● **DESCRIPTION OF THE TASK**
Track down every line below that holds "index" and copy it.

● **GIVEN DATA**

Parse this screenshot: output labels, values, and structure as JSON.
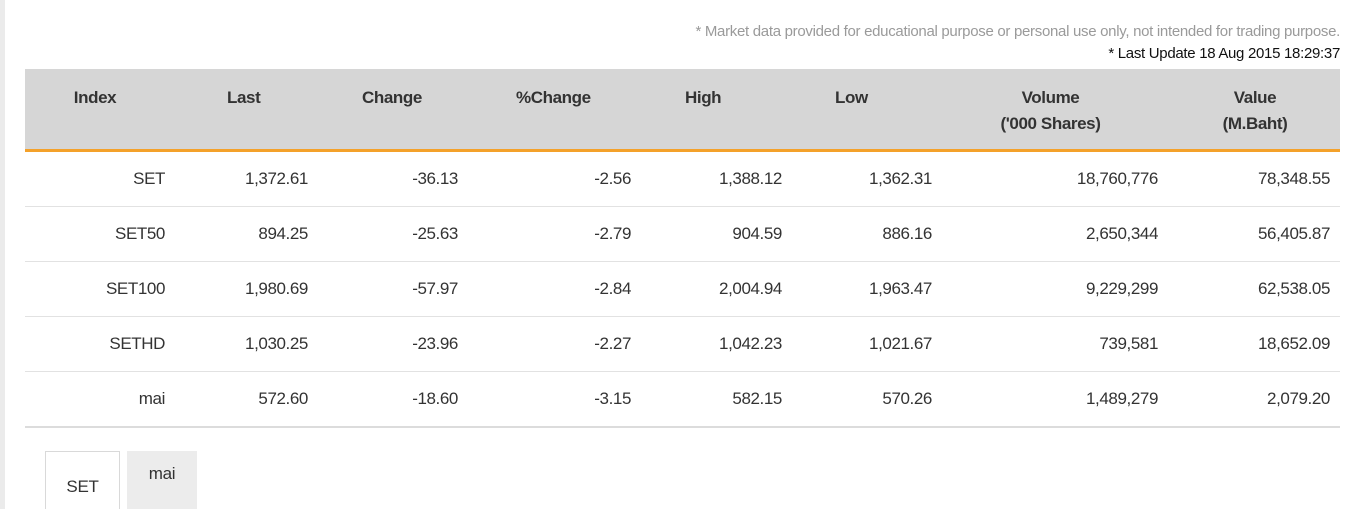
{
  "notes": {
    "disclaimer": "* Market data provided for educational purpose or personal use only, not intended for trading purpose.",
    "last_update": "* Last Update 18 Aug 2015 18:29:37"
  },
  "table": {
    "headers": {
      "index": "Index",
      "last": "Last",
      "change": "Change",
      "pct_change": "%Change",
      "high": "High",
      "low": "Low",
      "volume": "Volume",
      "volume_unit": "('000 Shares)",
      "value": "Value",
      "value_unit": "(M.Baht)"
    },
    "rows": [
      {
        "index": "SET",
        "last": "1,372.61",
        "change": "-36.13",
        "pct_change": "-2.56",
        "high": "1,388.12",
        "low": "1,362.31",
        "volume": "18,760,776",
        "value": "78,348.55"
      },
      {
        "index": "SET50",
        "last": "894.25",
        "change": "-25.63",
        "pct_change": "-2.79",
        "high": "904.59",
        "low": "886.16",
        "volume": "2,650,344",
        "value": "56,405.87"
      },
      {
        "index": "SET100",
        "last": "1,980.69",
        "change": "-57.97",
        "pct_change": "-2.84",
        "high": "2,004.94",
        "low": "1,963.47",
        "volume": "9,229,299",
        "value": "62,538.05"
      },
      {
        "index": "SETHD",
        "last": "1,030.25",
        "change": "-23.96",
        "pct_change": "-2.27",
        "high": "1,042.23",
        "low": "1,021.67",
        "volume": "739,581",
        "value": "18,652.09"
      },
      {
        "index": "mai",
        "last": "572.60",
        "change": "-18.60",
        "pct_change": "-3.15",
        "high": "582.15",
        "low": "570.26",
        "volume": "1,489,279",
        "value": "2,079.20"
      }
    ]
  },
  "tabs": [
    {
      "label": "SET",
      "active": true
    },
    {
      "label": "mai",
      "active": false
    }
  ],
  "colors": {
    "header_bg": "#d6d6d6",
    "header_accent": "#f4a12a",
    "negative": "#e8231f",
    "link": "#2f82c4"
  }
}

---

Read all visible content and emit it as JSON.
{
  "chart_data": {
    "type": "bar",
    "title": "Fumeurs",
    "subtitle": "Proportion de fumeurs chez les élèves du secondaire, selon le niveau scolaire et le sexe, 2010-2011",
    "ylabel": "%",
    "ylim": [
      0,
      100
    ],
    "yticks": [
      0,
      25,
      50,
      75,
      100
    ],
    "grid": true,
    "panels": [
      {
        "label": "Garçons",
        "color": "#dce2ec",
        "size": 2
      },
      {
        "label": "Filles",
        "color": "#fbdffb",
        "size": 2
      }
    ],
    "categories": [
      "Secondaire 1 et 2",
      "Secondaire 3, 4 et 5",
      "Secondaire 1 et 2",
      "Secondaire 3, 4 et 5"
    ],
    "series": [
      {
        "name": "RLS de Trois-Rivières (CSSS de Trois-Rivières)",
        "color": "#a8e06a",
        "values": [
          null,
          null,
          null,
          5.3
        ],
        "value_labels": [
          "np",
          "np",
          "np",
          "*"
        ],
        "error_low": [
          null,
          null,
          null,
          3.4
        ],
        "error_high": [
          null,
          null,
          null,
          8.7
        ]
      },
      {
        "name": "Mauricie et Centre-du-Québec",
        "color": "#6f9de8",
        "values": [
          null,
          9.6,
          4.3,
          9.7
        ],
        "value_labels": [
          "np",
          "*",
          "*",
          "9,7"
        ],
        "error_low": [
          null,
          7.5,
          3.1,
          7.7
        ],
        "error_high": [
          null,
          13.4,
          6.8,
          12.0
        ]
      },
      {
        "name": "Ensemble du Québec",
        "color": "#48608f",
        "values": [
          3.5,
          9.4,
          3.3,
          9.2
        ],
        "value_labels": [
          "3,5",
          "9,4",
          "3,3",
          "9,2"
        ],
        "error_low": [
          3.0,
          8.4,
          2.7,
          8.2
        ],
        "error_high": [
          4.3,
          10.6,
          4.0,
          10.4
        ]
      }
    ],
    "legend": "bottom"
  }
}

* * *

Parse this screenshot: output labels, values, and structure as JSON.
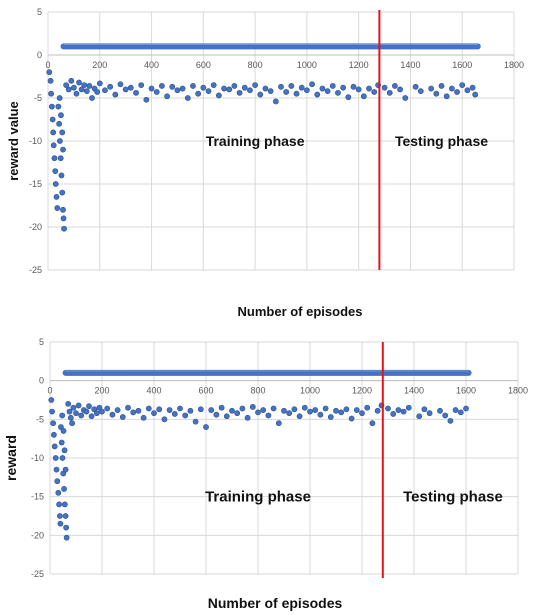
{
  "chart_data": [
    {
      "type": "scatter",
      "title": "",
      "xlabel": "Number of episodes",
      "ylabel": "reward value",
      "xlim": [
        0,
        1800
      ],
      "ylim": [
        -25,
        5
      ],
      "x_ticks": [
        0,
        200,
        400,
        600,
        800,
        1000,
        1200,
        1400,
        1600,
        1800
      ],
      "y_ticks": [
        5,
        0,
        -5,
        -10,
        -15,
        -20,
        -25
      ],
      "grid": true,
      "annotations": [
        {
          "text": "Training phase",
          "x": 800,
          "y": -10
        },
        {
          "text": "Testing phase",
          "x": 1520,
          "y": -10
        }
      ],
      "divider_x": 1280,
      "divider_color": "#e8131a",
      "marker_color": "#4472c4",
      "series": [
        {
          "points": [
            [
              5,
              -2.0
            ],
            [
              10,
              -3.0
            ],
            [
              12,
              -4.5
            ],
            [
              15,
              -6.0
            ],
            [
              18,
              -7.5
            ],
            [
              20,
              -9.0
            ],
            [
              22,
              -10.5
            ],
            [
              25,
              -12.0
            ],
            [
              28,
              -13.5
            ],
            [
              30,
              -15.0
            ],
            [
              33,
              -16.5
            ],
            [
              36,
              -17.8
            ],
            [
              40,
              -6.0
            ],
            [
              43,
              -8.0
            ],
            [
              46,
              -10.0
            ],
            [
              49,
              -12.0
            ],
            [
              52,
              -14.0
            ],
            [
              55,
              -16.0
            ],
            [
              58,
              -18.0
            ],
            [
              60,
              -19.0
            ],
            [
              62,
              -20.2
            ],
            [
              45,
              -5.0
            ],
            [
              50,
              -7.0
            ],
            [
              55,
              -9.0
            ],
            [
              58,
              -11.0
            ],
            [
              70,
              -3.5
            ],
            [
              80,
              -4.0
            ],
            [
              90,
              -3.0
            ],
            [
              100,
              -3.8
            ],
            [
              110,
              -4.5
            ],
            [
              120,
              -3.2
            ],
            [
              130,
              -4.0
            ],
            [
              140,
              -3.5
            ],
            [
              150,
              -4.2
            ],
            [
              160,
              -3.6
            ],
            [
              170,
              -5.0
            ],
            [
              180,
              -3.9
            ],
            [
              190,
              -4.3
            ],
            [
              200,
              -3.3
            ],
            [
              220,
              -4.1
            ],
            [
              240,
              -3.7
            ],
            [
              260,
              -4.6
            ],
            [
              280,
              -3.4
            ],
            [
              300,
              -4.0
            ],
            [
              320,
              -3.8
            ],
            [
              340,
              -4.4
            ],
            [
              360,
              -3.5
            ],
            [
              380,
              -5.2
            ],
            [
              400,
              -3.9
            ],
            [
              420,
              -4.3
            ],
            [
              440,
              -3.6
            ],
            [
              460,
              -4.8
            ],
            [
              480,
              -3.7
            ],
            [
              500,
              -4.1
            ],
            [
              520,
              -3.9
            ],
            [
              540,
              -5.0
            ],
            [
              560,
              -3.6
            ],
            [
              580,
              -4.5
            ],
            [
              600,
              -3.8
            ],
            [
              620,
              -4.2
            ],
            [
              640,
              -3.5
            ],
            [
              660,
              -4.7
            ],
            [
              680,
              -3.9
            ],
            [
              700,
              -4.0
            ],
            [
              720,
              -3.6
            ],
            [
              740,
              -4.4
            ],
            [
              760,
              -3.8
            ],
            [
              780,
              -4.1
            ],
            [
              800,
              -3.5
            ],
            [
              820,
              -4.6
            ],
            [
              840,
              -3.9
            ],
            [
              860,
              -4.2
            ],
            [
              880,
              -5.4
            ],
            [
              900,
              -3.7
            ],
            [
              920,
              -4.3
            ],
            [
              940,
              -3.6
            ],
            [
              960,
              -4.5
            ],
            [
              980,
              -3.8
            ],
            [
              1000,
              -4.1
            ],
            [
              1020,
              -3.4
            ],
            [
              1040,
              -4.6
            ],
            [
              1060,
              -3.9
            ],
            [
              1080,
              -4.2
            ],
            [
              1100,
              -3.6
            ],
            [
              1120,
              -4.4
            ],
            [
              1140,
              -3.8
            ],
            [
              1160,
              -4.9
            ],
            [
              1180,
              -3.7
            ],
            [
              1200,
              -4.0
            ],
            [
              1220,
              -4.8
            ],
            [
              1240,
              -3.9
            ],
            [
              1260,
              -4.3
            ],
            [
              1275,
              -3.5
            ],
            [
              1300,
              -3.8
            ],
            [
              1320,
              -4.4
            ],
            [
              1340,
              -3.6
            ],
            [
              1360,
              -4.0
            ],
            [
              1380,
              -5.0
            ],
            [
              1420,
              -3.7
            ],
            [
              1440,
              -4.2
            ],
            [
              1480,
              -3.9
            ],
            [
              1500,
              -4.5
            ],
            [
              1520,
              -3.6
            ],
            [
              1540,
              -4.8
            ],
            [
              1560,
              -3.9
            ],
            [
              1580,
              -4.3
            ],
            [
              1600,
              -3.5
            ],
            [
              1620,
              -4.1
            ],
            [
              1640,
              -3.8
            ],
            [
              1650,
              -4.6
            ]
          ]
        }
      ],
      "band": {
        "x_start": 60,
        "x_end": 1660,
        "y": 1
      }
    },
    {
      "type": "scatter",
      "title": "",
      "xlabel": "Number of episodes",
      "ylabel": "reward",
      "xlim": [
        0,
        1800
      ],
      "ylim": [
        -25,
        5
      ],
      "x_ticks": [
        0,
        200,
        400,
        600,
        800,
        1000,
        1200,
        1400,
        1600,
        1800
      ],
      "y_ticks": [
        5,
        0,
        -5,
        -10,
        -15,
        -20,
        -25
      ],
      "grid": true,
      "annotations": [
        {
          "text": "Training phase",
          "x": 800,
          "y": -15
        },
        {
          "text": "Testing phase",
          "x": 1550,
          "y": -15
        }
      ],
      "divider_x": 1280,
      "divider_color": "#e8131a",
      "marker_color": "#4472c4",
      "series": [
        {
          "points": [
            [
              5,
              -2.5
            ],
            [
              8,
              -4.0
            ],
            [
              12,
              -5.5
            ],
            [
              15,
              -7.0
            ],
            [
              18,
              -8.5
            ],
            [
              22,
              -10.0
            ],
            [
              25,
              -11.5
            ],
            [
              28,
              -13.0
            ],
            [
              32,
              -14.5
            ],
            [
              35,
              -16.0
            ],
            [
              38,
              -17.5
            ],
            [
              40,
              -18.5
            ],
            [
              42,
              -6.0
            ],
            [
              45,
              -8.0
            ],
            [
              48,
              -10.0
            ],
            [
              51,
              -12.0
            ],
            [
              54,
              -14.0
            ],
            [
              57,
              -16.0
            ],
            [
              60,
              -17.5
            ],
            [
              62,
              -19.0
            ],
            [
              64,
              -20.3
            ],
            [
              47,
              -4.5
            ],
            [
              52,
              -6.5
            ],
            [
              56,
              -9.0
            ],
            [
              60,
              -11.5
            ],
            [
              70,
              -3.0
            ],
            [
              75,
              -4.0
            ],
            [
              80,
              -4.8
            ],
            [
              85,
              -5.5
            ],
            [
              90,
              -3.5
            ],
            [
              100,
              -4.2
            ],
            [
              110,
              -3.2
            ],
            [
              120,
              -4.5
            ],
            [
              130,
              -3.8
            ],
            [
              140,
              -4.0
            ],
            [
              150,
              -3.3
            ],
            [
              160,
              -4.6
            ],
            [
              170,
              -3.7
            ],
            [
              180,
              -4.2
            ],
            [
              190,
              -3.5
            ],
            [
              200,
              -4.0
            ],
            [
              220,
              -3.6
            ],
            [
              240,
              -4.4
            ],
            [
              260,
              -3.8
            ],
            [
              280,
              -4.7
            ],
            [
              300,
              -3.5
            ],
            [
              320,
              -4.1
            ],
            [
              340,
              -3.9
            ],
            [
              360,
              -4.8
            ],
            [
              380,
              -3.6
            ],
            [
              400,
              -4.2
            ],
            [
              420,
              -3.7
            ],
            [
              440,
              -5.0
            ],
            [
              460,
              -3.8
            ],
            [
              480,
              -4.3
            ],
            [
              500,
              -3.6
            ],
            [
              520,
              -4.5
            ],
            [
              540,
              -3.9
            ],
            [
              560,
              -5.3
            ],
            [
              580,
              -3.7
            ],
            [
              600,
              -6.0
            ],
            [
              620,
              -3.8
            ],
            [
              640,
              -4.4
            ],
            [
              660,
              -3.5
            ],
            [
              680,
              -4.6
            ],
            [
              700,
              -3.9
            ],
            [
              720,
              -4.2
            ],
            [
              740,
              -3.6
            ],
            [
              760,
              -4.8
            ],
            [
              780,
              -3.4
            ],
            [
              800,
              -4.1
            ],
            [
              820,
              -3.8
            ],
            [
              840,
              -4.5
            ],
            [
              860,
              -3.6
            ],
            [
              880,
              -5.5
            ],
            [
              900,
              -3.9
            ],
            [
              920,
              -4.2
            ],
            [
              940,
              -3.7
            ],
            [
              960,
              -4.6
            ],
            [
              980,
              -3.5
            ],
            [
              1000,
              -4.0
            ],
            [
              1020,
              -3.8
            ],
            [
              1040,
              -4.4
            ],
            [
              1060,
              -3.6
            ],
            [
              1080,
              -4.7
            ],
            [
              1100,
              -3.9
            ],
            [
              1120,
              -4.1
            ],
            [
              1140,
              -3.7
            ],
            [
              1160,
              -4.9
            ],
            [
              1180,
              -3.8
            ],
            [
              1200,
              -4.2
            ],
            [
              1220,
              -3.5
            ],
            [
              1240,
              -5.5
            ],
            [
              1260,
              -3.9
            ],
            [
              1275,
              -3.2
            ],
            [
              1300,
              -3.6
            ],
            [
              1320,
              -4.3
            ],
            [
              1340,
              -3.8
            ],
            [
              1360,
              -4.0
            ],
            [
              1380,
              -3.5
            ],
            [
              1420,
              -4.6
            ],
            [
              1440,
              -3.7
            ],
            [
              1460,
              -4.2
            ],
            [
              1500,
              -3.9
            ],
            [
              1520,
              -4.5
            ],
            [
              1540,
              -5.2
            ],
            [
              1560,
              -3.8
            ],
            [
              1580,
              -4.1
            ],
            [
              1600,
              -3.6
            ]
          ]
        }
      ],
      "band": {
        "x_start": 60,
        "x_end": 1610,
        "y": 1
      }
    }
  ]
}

● **WRITTEN RESPONSE**
      "index": "Index",
        "index": "SET",
        "index": "SET50",
        "index": "SET100",
        "index": "SETHD",
        "index": "mai",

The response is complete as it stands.